§ SET TASK: Reproduce each of the entries below word for word, keeping every line unchanged.

§ SOURCE RECORDS:
╔══

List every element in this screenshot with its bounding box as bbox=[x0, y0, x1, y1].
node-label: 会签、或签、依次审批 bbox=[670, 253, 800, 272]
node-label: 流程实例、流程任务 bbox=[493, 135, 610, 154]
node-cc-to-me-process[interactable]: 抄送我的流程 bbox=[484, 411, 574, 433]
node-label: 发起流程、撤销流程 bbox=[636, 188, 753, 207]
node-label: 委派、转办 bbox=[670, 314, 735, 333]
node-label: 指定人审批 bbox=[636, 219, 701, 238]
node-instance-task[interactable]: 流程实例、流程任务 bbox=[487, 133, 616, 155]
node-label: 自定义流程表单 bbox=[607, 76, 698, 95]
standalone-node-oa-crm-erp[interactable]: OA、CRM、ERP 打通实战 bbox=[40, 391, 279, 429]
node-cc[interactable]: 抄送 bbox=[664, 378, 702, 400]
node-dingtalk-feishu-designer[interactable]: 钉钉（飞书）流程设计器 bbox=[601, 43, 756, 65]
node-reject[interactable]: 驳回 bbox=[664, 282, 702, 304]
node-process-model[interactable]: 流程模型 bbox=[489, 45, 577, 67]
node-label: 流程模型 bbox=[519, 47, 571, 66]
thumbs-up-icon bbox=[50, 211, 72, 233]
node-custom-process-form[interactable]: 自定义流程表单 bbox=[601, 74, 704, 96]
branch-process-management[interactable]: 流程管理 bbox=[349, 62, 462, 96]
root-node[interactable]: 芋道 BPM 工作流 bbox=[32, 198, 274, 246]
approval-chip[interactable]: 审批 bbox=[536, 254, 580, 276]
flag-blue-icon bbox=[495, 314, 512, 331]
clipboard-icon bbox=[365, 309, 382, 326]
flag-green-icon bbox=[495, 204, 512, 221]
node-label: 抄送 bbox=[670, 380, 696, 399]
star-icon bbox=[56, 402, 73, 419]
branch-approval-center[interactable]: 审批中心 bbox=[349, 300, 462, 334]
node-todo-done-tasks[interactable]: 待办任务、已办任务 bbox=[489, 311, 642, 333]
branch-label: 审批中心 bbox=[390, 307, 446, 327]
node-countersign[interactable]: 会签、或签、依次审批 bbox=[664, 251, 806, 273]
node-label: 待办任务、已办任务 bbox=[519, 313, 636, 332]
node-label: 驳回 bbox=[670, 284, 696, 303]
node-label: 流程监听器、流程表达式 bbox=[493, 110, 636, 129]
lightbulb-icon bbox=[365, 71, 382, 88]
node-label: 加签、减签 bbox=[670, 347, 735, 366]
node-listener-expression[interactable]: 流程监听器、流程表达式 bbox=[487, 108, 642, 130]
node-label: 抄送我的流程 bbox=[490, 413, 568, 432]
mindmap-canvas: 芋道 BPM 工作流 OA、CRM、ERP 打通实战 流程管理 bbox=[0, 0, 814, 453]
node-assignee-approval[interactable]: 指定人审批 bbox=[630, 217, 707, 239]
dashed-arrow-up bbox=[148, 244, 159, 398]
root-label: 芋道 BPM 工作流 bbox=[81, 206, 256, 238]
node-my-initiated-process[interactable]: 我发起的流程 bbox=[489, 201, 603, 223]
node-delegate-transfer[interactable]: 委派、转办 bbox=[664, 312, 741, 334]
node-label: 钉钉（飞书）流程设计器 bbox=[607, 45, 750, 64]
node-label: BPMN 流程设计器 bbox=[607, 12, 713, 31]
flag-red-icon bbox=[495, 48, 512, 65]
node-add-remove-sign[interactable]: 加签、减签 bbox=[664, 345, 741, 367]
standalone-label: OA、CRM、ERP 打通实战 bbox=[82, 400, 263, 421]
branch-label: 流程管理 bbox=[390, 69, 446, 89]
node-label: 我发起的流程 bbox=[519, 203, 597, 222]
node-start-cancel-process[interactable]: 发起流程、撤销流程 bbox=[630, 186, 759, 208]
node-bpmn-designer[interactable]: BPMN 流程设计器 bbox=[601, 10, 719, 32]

╚══

§ SOLUTION:
List every element in this screenshot with its bounding box as bbox=[x0, y0, x1, y1].
node-label: 会签、或签、依次审批 bbox=[670, 253, 800, 272]
node-label: 流程实例、流程任务 bbox=[493, 135, 610, 154]
node-cc-to-me-process[interactable]: 抄送我的流程 bbox=[484, 411, 574, 433]
node-label: 发起流程、撤销流程 bbox=[636, 188, 753, 207]
node-label: 委派、转办 bbox=[670, 314, 735, 333]
node-label: 指定人审批 bbox=[636, 219, 701, 238]
node-instance-task[interactable]: 流程实例、流程任务 bbox=[487, 133, 616, 155]
node-label: 自定义流程表单 bbox=[607, 76, 698, 95]
standalone-node-oa-crm-erp[interactable]: OA、CRM、ERP 打通实战 bbox=[40, 391, 279, 429]
node-cc[interactable]: 抄送 bbox=[664, 378, 702, 400]
node-dingtalk-feishu-designer[interactable]: 钉钉（飞书）流程设计器 bbox=[601, 43, 756, 65]
node-reject[interactable]: 驳回 bbox=[664, 282, 702, 304]
node-process-model[interactable]: 流程模型 bbox=[489, 45, 577, 67]
node-label: 流程模型 bbox=[519, 47, 571, 66]
thumbs-up-icon bbox=[50, 211, 72, 233]
node-custom-process-form[interactable]: 自定义流程表单 bbox=[601, 74, 704, 96]
branch-process-management[interactable]: 流程管理 bbox=[349, 62, 462, 96]
root-node[interactable]: 芋道 BPM 工作流 bbox=[32, 198, 274, 246]
approval-chip[interactable]: 审批 bbox=[536, 254, 580, 276]
flag-blue-icon bbox=[495, 314, 512, 331]
clipboard-icon bbox=[365, 309, 382, 326]
flag-green-icon bbox=[495, 204, 512, 221]
node-label: 抄送 bbox=[670, 380, 696, 399]
star-icon bbox=[56, 402, 73, 419]
branch-approval-center[interactable]: 审批中心 bbox=[349, 300, 462, 334]
node-todo-done-tasks[interactable]: 待办任务、已办任务 bbox=[489, 311, 642, 333]
branch-label: 审批中心 bbox=[390, 307, 446, 327]
node-countersign[interactable]: 会签、或签、依次审批 bbox=[664, 251, 806, 273]
node-label: 待办任务、已办任务 bbox=[519, 313, 636, 332]
node-label: 驳回 bbox=[670, 284, 696, 303]
node-label: 流程监听器、流程表达式 bbox=[493, 110, 636, 129]
lightbulb-icon bbox=[365, 71, 382, 88]
node-label: 加签、减签 bbox=[670, 347, 735, 366]
node-listener-expression[interactable]: 流程监听器、流程表达式 bbox=[487, 108, 642, 130]
node-label: 抄送我的流程 bbox=[490, 413, 568, 432]
mindmap-canvas: 芋道 BPM 工作流 OA、CRM、ERP 打通实战 流程管理 bbox=[0, 0, 814, 453]
node-assignee-approval[interactable]: 指定人审批 bbox=[630, 217, 707, 239]
dashed-arrow-up bbox=[148, 244, 159, 398]
root-label: 芋道 BPM 工作流 bbox=[81, 206, 256, 238]
node-my-initiated-process[interactable]: 我发起的流程 bbox=[489, 201, 603, 223]
node-delegate-transfer[interactable]: 委派、转办 bbox=[664, 312, 741, 334]
node-label: 钉钉（飞书）流程设计器 bbox=[607, 45, 750, 64]
node-label: BPMN 流程设计器 bbox=[607, 12, 713, 31]
flag-red-icon bbox=[495, 48, 512, 65]
node-add-remove-sign[interactable]: 加签、减签 bbox=[664, 345, 741, 367]
standalone-label: OA、CRM、ERP 打通实战 bbox=[82, 400, 263, 421]
branch-label: 流程管理 bbox=[390, 69, 446, 89]
node-label: 我发起的流程 bbox=[519, 203, 597, 222]
node-start-cancel-process[interactable]: 发起流程、撤销流程 bbox=[630, 186, 759, 208]
node-bpmn-designer[interactable]: BPMN 流程设计器 bbox=[601, 10, 719, 32]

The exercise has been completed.